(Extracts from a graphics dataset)

◆ ◆ ◆

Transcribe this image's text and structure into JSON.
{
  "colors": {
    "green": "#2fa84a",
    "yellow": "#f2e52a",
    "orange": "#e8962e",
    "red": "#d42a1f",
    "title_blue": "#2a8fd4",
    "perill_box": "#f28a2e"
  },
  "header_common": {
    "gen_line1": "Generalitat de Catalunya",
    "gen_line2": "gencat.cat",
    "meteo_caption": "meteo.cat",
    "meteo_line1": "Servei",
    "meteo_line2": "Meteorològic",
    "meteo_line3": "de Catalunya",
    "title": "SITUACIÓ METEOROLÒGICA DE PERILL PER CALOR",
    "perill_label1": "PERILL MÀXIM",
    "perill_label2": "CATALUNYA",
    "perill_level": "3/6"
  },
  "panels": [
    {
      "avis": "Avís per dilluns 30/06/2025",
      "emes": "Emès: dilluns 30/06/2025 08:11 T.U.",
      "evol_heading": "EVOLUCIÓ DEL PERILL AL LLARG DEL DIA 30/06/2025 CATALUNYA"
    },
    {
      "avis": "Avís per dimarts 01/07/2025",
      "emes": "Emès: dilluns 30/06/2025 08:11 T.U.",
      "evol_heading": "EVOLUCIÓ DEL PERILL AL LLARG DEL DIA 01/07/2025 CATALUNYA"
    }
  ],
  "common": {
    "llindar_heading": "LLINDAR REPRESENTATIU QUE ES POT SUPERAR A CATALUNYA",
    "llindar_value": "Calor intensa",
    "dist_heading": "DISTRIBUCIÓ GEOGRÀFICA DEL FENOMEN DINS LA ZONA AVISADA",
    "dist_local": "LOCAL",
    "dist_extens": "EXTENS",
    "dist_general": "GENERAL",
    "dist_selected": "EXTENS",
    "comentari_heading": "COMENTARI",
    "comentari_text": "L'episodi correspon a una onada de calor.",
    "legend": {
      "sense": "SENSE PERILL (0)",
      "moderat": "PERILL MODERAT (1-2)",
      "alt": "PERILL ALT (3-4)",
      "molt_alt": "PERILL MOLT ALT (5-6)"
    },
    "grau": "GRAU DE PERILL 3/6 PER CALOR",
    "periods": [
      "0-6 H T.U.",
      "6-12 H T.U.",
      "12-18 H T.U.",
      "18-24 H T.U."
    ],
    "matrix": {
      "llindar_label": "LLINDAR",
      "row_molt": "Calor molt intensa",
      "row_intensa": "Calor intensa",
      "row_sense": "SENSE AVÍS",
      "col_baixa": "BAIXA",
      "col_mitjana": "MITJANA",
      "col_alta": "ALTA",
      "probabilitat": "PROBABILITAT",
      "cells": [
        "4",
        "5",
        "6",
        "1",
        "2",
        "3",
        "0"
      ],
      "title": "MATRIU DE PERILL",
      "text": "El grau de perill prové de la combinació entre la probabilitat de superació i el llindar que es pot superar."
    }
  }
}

◆ ◆ ◆

**Given exercise**
Each line must be given again exactly as written above.

**The output**
Transcribe this image's text and structure into JSON.
{
  "colors": {
    "green": "#2fa84a",
    "yellow": "#f2e52a",
    "orange": "#e8962e",
    "red": "#d42a1f",
    "title_blue": "#2a8fd4",
    "perill_box": "#f28a2e"
  },
  "header_common": {
    "gen_line1": "Generalitat de Catalunya",
    "gen_line2": "gencat.cat",
    "meteo_caption": "meteo.cat",
    "meteo_line1": "Servei",
    "meteo_line2": "Meteorològic",
    "meteo_line3": "de Catalunya",
    "title": "SITUACIÓ METEOROLÒGICA DE PERILL PER CALOR",
    "perill_label1": "PERILL MÀXIM",
    "perill_label2": "CATALUNYA",
    "perill_level": "3/6"
  },
  "panels": [
    {
      "avis": "Avís per dilluns 30/06/2025",
      "emes": "Emès: dilluns 30/06/2025 08:11 T.U.",
      "evol_heading": "EVOLUCIÓ DEL PERILL AL LLARG DEL DIA 30/06/2025 CATALUNYA"
    },
    {
      "avis": "Avís per dimarts 01/07/2025",
      "emes": "Emès: dilluns 30/06/2025 08:11 T.U.",
      "evol_heading": "EVOLUCIÓ DEL PERILL AL LLARG DEL DIA 01/07/2025 CATALUNYA"
    }
  ],
  "common": {
    "llindar_heading": "LLINDAR REPRESENTATIU QUE ES POT SUPERAR A CATALUNYA",
    "llindar_value": "Calor intensa",
    "dist_heading": "DISTRIBUCIÓ GEOGRÀFICA DEL FENOMEN DINS LA ZONA AVISADA",
    "dist_local": "LOCAL",
    "dist_extens": "EXTENS",
    "dist_general": "GENERAL",
    "dist_selected": "EXTENS",
    "comentari_heading": "COMENTARI",
    "comentari_text": "L'episodi correspon a una onada de calor.",
    "legend": {
      "sense": "SENSE PERILL (0)",
      "moderat": "PERILL MODERAT (1-2)",
      "alt": "PERILL ALT (3-4)",
      "molt_alt": "PERILL MOLT ALT (5-6)"
    },
    "grau": "GRAU DE PERILL 3/6 PER CALOR",
    "periods": [
      "0-6 H T.U.",
      "6-12 H T.U.",
      "12-18 H T.U.",
      "18-24 H T.U."
    ],
    "matrix": {
      "llindar_label": "LLINDAR",
      "row_molt": "Calor molt intensa",
      "row_intensa": "Calor intensa",
      "row_sense": "SENSE AVÍS",
      "col_baixa": "BAIXA",
      "col_mitjana": "MITJANA",
      "col_alta": "ALTA",
      "probabilitat": "PROBABILITAT",
      "cells": [
        "4",
        "5",
        "6",
        "1",
        "2",
        "3",
        "0"
      ],
      "title": "MATRIU DE PERILL",
      "text": "El grau de perill prové de la combinació entre la probabilitat de superació i el llindar que es pot superar."
    }
  }
}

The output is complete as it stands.